Written task: Pull out every line from the listing that has the word "icon".

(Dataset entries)
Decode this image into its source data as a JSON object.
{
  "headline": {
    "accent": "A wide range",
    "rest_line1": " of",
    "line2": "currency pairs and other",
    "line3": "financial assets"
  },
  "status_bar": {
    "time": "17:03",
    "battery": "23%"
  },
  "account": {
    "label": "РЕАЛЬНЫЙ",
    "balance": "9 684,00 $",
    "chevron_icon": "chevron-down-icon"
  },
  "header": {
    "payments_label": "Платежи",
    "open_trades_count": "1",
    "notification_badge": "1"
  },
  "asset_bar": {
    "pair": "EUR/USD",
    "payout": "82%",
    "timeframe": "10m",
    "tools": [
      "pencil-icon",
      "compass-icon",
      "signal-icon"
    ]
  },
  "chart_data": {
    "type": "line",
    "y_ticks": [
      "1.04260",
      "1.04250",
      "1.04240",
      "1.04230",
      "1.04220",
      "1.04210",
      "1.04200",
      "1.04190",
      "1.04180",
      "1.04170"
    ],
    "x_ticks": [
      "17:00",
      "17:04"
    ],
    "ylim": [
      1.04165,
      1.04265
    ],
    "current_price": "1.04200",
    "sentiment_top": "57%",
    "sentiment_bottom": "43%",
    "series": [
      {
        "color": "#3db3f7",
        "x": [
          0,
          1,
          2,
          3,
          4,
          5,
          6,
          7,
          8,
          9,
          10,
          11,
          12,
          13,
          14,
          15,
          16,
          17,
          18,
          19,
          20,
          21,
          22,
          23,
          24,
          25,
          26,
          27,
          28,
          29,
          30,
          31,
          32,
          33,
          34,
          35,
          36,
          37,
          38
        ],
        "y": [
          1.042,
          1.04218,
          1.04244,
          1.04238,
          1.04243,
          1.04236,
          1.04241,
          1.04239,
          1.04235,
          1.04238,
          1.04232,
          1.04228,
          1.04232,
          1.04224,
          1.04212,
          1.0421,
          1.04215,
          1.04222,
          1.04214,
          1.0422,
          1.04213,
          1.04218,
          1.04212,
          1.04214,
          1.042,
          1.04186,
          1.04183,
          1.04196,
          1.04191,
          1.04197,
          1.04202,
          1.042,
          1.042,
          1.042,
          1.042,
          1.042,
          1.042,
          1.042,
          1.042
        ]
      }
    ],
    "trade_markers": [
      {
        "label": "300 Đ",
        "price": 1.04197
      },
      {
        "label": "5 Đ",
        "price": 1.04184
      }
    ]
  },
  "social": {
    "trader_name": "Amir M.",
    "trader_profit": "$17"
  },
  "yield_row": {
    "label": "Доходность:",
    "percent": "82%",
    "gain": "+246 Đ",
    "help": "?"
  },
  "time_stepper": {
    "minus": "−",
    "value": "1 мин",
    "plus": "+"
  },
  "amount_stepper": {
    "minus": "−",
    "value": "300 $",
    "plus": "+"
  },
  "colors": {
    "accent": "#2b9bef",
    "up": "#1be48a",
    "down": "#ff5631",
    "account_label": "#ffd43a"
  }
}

Result of the task:
    "chevron_icon": "chevron-down-icon"
      "pencil-icon",
      "compass-icon",
      "signal-icon"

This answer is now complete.